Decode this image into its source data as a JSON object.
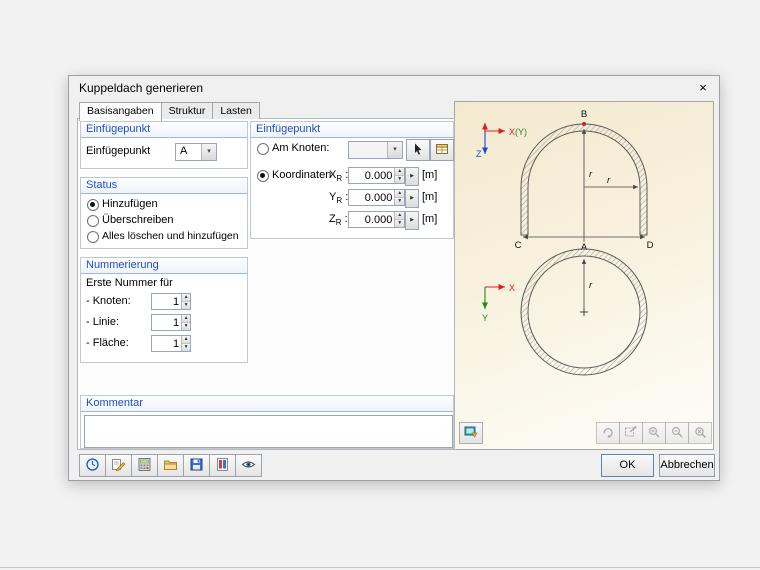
{
  "window": {
    "title": "Kuppeldach generieren"
  },
  "icons": {
    "close": "×",
    "dropdown": "▾",
    "spin_up": "▲",
    "spin_down": "▼",
    "more": "▶"
  },
  "tabs": [
    {
      "label": "Basisangaben",
      "active": true
    },
    {
      "label": "Struktur",
      "active": false
    },
    {
      "label": "Lasten",
      "active": false
    }
  ],
  "left": {
    "insert": {
      "title": "Einfügepunkt",
      "label": "Einfügepunkt",
      "value": "A"
    },
    "status": {
      "title": "Status",
      "options": [
        {
          "label": "Hinzufügen",
          "selected": true
        },
        {
          "label": "Überschreiben",
          "selected": false
        },
        {
          "label": "Alles löschen und hinzufügen",
          "selected": false
        }
      ]
    },
    "numbering": {
      "title": "Nummerierung",
      "subtitle": "Erste Nummer für",
      "rows": [
        {
          "label": "- Knoten:",
          "value": "1"
        },
        {
          "label": "- Linie:",
          "value": "1"
        },
        {
          "label": "- Fläche:",
          "value": "1"
        }
      ]
    }
  },
  "middle": {
    "title": "Einfügepunkt",
    "am_knoten": "Am Knoten:",
    "am_knoten_value": "",
    "am_knoten_selected": false,
    "koordinaten": "Koordinaten",
    "koordinaten_selected": true,
    "colon": ":",
    "coords": [
      {
        "axis": "X",
        "sub": "R",
        "value": "0.000",
        "unit": "[m]"
      },
      {
        "axis": "Y",
        "sub": "R",
        "value": "0.000",
        "unit": "[m]"
      },
      {
        "axis": "Z",
        "sub": "R",
        "value": "0.000",
        "unit": "[m]"
      }
    ]
  },
  "comment": {
    "title": "Kommentar",
    "value": ""
  },
  "graphic": {
    "section": {
      "apex_label": "B",
      "left_label": "C",
      "center_label": "A",
      "right_label": "D",
      "radius_vertical": "r",
      "radius_horizontal": "r",
      "axis_x": "X",
      "axis_x_paren": "(Y)",
      "axis_z": "Z"
    },
    "plan": {
      "radius": "r",
      "axis_x": "X",
      "axis_y": "Y"
    }
  },
  "footer": {
    "ok": "OK",
    "cancel": "Abbrechen"
  }
}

******

GIVEN INSTRUCTION =>
Generate a word-for-word copy of the preceding records, excluding all pictures.

EXERCISE RESPONSE =>
Decode this image into its source data as a JSON object.
{
  "window": {
    "title": "Kuppeldach generieren"
  },
  "icons": {
    "close": "×",
    "dropdown": "▾",
    "spin_up": "▲",
    "spin_down": "▼",
    "more": "▶"
  },
  "tabs": [
    {
      "label": "Basisangaben",
      "active": true
    },
    {
      "label": "Struktur",
      "active": false
    },
    {
      "label": "Lasten",
      "active": false
    }
  ],
  "left": {
    "insert": {
      "title": "Einfügepunkt",
      "label": "Einfügepunkt",
      "value": "A"
    },
    "status": {
      "title": "Status",
      "options": [
        {
          "label": "Hinzufügen",
          "selected": true
        },
        {
          "label": "Überschreiben",
          "selected": false
        },
        {
          "label": "Alles löschen und hinzufügen",
          "selected": false
        }
      ]
    },
    "numbering": {
      "title": "Nummerierung",
      "subtitle": "Erste Nummer für",
      "rows": [
        {
          "label": "- Knoten:",
          "value": "1"
        },
        {
          "label": "- Linie:",
          "value": "1"
        },
        {
          "label": "- Fläche:",
          "value": "1"
        }
      ]
    }
  },
  "middle": {
    "title": "Einfügepunkt",
    "am_knoten": "Am Knoten:",
    "am_knoten_value": "",
    "am_knoten_selected": false,
    "koordinaten": "Koordinaten",
    "koordinaten_selected": true,
    "colon": ":",
    "coords": [
      {
        "axis": "X",
        "sub": "R",
        "value": "0.000",
        "unit": "[m]"
      },
      {
        "axis": "Y",
        "sub": "R",
        "value": "0.000",
        "unit": "[m]"
      },
      {
        "axis": "Z",
        "sub": "R",
        "value": "0.000",
        "unit": "[m]"
      }
    ]
  },
  "comment": {
    "title": "Kommentar",
    "value": ""
  },
  "graphic": {
    "section": {
      "apex_label": "B",
      "left_label": "C",
      "center_label": "A",
      "right_label": "D",
      "radius_vertical": "r",
      "radius_horizontal": "r",
      "axis_x": "X",
      "axis_x_paren": "(Y)",
      "axis_z": "Z"
    },
    "plan": {
      "radius": "r",
      "axis_x": "X",
      "axis_y": "Y"
    }
  },
  "footer": {
    "ok": "OK",
    "cancel": "Abbrechen"
  }
}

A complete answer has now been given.